──────── MATERIAL FOR THIS TASK
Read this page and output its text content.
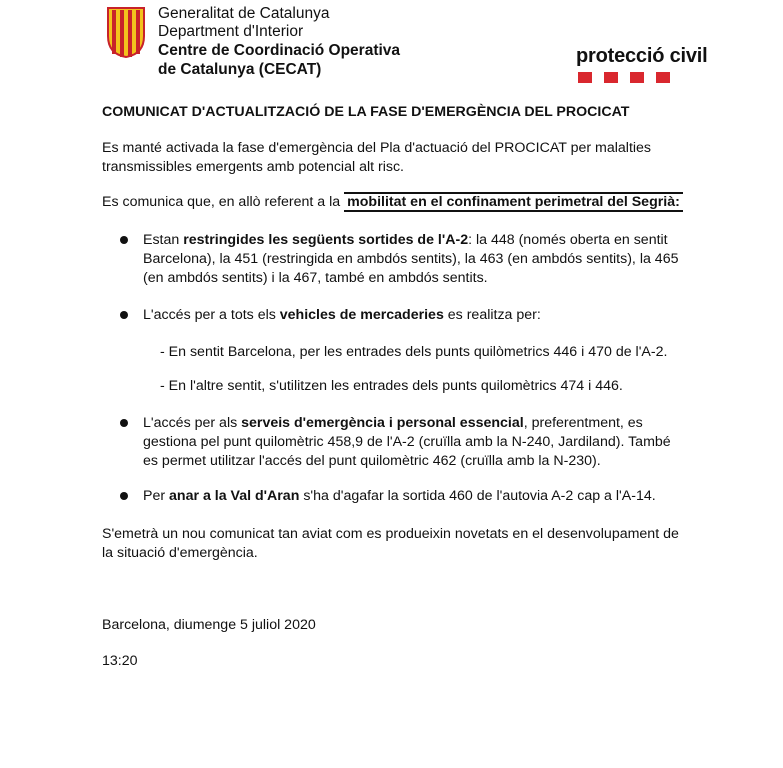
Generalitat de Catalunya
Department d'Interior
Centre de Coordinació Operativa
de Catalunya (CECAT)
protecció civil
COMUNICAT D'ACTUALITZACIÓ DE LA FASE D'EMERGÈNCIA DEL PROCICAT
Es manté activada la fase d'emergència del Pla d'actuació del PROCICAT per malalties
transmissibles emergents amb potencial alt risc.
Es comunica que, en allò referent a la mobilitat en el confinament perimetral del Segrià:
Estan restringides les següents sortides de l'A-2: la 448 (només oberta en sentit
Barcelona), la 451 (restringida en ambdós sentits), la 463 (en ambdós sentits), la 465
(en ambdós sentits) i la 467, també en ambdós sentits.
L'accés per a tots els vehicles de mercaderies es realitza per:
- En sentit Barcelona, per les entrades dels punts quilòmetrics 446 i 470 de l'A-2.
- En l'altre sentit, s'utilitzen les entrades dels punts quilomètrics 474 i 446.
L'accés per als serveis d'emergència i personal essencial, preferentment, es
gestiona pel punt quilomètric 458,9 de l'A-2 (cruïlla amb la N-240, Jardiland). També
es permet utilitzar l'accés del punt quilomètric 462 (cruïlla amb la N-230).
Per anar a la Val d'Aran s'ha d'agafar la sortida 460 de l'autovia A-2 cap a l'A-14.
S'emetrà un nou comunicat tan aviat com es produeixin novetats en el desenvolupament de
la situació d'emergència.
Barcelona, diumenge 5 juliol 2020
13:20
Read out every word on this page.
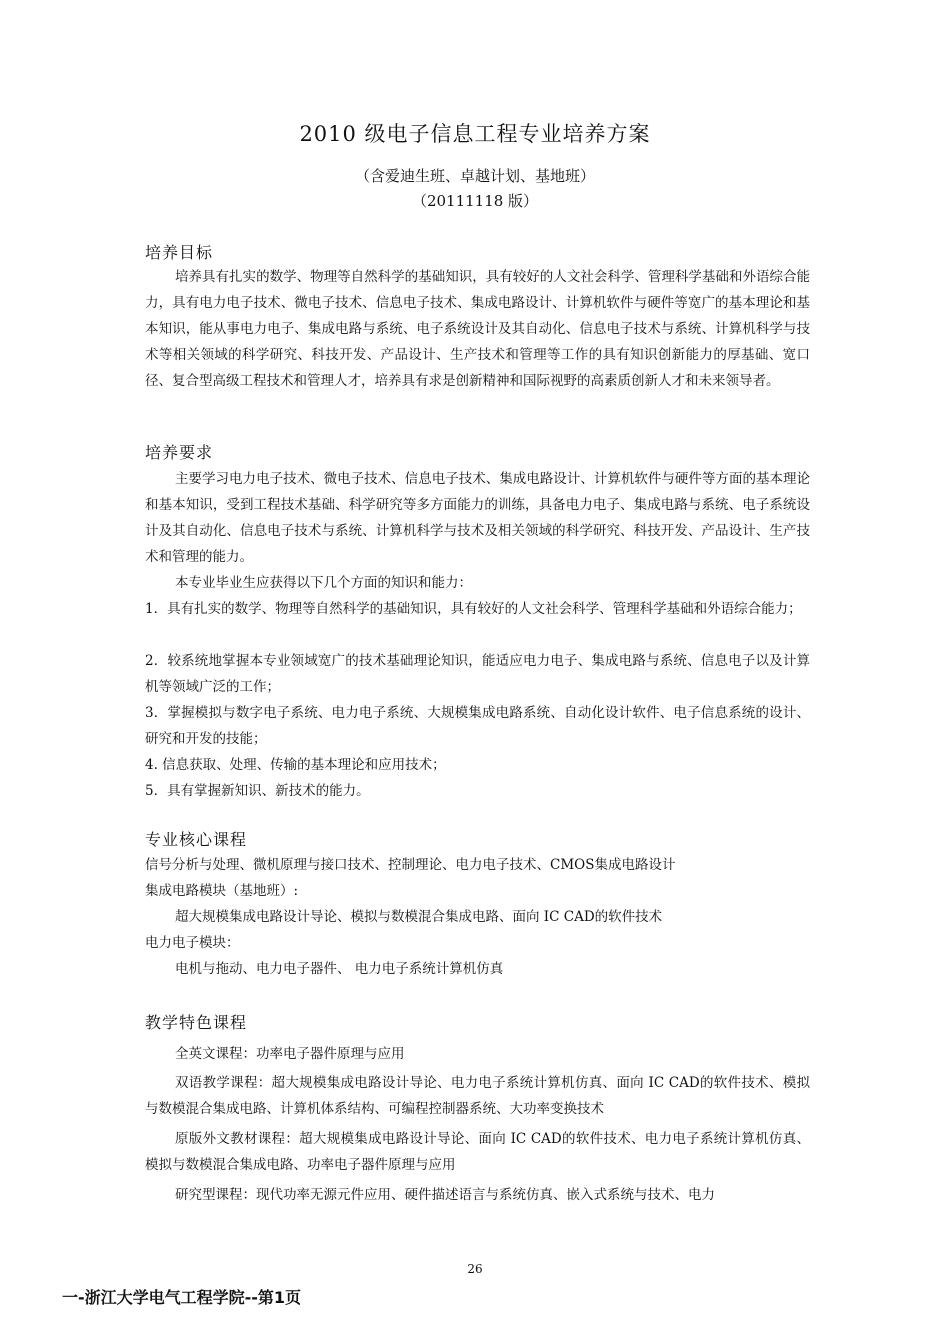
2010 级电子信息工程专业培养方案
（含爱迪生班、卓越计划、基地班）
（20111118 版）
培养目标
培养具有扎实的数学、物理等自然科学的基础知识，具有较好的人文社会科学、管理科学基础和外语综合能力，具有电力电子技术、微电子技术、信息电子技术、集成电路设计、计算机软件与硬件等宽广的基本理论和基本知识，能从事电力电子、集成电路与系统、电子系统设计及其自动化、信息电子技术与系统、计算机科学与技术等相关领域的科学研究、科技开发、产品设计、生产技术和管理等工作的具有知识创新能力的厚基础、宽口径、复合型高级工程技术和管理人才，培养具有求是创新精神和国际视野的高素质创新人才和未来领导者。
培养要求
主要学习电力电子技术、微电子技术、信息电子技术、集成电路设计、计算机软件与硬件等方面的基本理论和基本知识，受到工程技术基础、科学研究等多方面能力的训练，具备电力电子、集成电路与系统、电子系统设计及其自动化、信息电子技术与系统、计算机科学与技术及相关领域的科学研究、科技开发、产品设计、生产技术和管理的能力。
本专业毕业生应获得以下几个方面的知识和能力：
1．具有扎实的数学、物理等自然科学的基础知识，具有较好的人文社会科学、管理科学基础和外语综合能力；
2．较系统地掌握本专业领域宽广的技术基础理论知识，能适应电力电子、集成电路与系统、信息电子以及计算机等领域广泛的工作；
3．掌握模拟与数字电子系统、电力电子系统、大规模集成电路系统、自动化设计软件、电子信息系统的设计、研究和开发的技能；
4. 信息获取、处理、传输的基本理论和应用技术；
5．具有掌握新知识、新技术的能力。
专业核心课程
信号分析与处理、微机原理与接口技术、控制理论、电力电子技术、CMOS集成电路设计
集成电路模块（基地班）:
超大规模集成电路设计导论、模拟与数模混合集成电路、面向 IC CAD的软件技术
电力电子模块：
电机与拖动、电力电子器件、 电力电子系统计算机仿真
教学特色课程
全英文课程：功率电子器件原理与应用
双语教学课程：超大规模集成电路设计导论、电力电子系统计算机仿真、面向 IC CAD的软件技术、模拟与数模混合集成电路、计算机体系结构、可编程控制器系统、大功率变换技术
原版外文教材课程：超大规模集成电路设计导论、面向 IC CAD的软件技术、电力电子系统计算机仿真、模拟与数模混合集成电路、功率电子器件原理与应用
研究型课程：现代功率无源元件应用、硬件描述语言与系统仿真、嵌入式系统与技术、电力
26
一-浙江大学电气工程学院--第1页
────────────────
▶ **TASK PROMPT**:
Restate the data above word for word. Skip every picture.

▶ **FINAL RESULT**:
Read this page and output its text content.
Generalitat de Catalunya
Department d'Interior
Centre de Coordinació Operativa
de Catalunya (CECAT)
protecció civil
COMUNICAT D'ACTUALITZACIÓ DE LA FASE D'EMERGÈNCIA DEL PROCICAT
Es manté activada la fase d'emergència del Pla d'actuació del PROCICAT per malalties
transmissibles emergents amb potencial alt risc.
Es comunica que, en allò referent a la mobilitat en el confinament perimetral del Segrià:
Estan restringides les següents sortides de l'A-2: la 448 (només oberta en sentit
Barcelona), la 451 (restringida en ambdós sentits), la 463 (en ambdós sentits), la 465
(en ambdós sentits) i la 467, també en ambdós sentits.
L'accés per a tots els vehicles de mercaderies es realitza per:
- En sentit Barcelona, per les entrades dels punts quilòmetrics 446 i 470 de l'A-2.
- En l'altre sentit, s'utilitzen les entrades dels punts quilomètrics 474 i 446.
L'accés per als serveis d'emergència i personal essencial, preferentment, es
gestiona pel punt quilomètric 458,9 de l'A-2 (cruïlla amb la N-240, Jardiland). També
es permet utilitzar l'accés del punt quilomètric 462 (cruïlla amb la N-230).
Per anar a la Val d'Aran s'ha d'agafar la sortida 460 de l'autovia A-2 cap a l'A-14.
S'emetrà un nou comunicat tan aviat com es produeixin novetats en el desenvolupament de
la situació d'emergència.
Barcelona, diumenge 5 juliol 2020
13:20
Read out every word on this page.
2010 级电子信息工程专业培养方案
（含爱迪生班、卓越计划、基地班）
（20111118 版）
培养目标
培养具有扎实的数学、物理等自然科学的基础知识，具有较好的人文社会科学、管理科学基础和外语综合能力，具有电力电子技术、微电子技术、信息电子技术、集成电路设计、计算机软件与硬件等宽广的基本理论和基本知识，能从事电力电子、集成电路与系统、电子系统设计及其自动化、信息电子技术与系统、计算机科学与技术等相关领域的科学研究、科技开发、产品设计、生产技术和管理等工作的具有知识创新能力的厚基础、宽口径、复合型高级工程技术和管理人才，培养具有求是创新精神和国际视野的高素质创新人才和未来领导者。
培养要求
主要学习电力电子技术、微电子技术、信息电子技术、集成电路设计、计算机软件与硬件等方面的基本理论和基本知识，受到工程技术基础、科学研究等多方面能力的训练，具备电力电子、集成电路与系统、电子系统设计及其自动化、信息电子技术与系统、计算机科学与技术及相关领域的科学研究、科技开发、产品设计、生产技术和管理的能力。
本专业毕业生应获得以下几个方面的知识和能力：
1．具有扎实的数学、物理等自然科学的基础知识，具有较好的人文社会科学、管理科学基础和外语综合能力；
2．较系统地掌握本专业领域宽广的技术基础理论知识，能适应电力电子、集成电路与系统、信息电子以及计算机等领域广泛的工作；
3．掌握模拟与数字电子系统、电力电子系统、大规模集成电路系统、自动化设计软件、电子信息系统的设计、研究和开发的技能；
4. 信息获取、处理、传输的基本理论和应用技术；
5．具有掌握新知识、新技术的能力。
专业核心课程
信号分析与处理、微机原理与接口技术、控制理论、电力电子技术、CMOS集成电路设计
集成电路模块（基地班）:
超大规模集成电路设计导论、模拟与数模混合集成电路、面向 IC CAD的软件技术
电力电子模块：
电机与拖动、电力电子器件、 电力电子系统计算机仿真
教学特色课程
全英文课程：功率电子器件原理与应用
双语教学课程：超大规模集成电路设计导论、电力电子系统计算机仿真、面向 IC CAD的软件技术、模拟与数模混合集成电路、计算机体系结构、可编程控制器系统、大功率变换技术
原版外文教材课程：超大规模集成电路设计导论、面向 IC CAD的软件技术、电力电子系统计算机仿真、模拟与数模混合集成电路、功率电子器件原理与应用
研究型课程：现代功率无源元件应用、硬件描述语言与系统仿真、嵌入式系统与技术、电力
26
一-浙江大学电气工程学院--第1页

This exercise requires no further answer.